• _WHAT NEEDS TO BE DONE_
Search the data for the string "دلار" and gather each line it is in.

(Records from a collection of figures)

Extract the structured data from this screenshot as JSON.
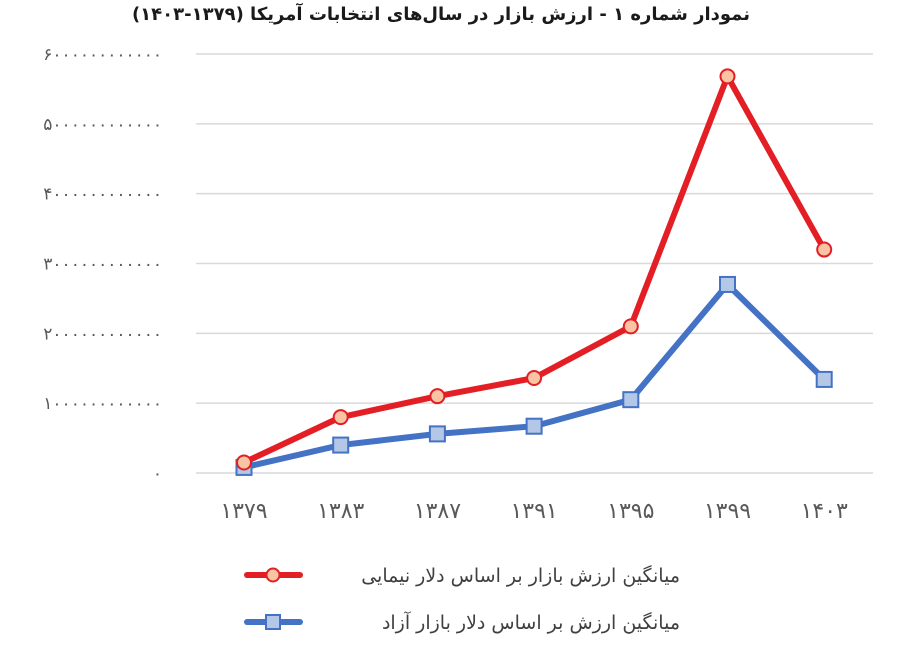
{
  "chart_data": {
    "type": "line",
    "title": "نمودار شماره ۱ - ارزش بازار در سال‌های انتخابات آمریکا (۱۳۷۹-۱۴۰۳)",
    "xlabel": "",
    "ylabel": "",
    "categories": [
      "۱۳۷۹",
      "۱۳۸۳",
      "۱۳۸۷",
      "۱۳۹۱",
      "۱۳۹۵",
      "۱۳۹۹",
      "۱۴۰۳"
    ],
    "categories_latin": [
      "1379",
      "1383",
      "1387",
      "1391",
      "1395",
      "1399",
      "1403"
    ],
    "y_ticks": [
      "۰",
      "۱۰۰۰۰۰۰۰۰۰۰۰۰",
      "۲۰۰۰۰۰۰۰۰۰۰۰۰",
      "۳۰۰۰۰۰۰۰۰۰۰۰۰",
      "۴۰۰۰۰۰۰۰۰۰۰۰۰",
      "۵۰۰۰۰۰۰۰۰۰۰۰۰",
      "۶۰۰۰۰۰۰۰۰۰۰۰۰"
    ],
    "y_tick_values": [
      0,
      1000000000000,
      2000000000000,
      3000000000000,
      4000000000000,
      5000000000000,
      6000000000000
    ],
    "ylim": [
      0,
      6000000000000
    ],
    "grid": true,
    "legend_position": "bottom",
    "series": [
      {
        "name": "میانگین ارزش بازار بر اساس  دلار نیمایی",
        "color": "#e31e24",
        "marker": "circle",
        "marker_fill": "#f8c4a4",
        "values": [
          150000000000,
          800000000000,
          1100000000000,
          1360000000000,
          2100000000000,
          5680000000000,
          3200000000000
        ]
      },
      {
        "name": "میانگین ارزش بر اساس دلار بازار آزاد",
        "color": "#4472c4",
        "marker": "square",
        "marker_fill": "#b4c7e7",
        "values": [
          80000000000,
          400000000000,
          560000000000,
          670000000000,
          1050000000000,
          2700000000000,
          1340000000000
        ]
      }
    ]
  }
}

• _TASK SOLUTION_
        "name": "میانگین ارزش بازار بر اساس  دلار نیمایی",
        "name": "میانگین ارزش بر اساس دلار بازار آزاد",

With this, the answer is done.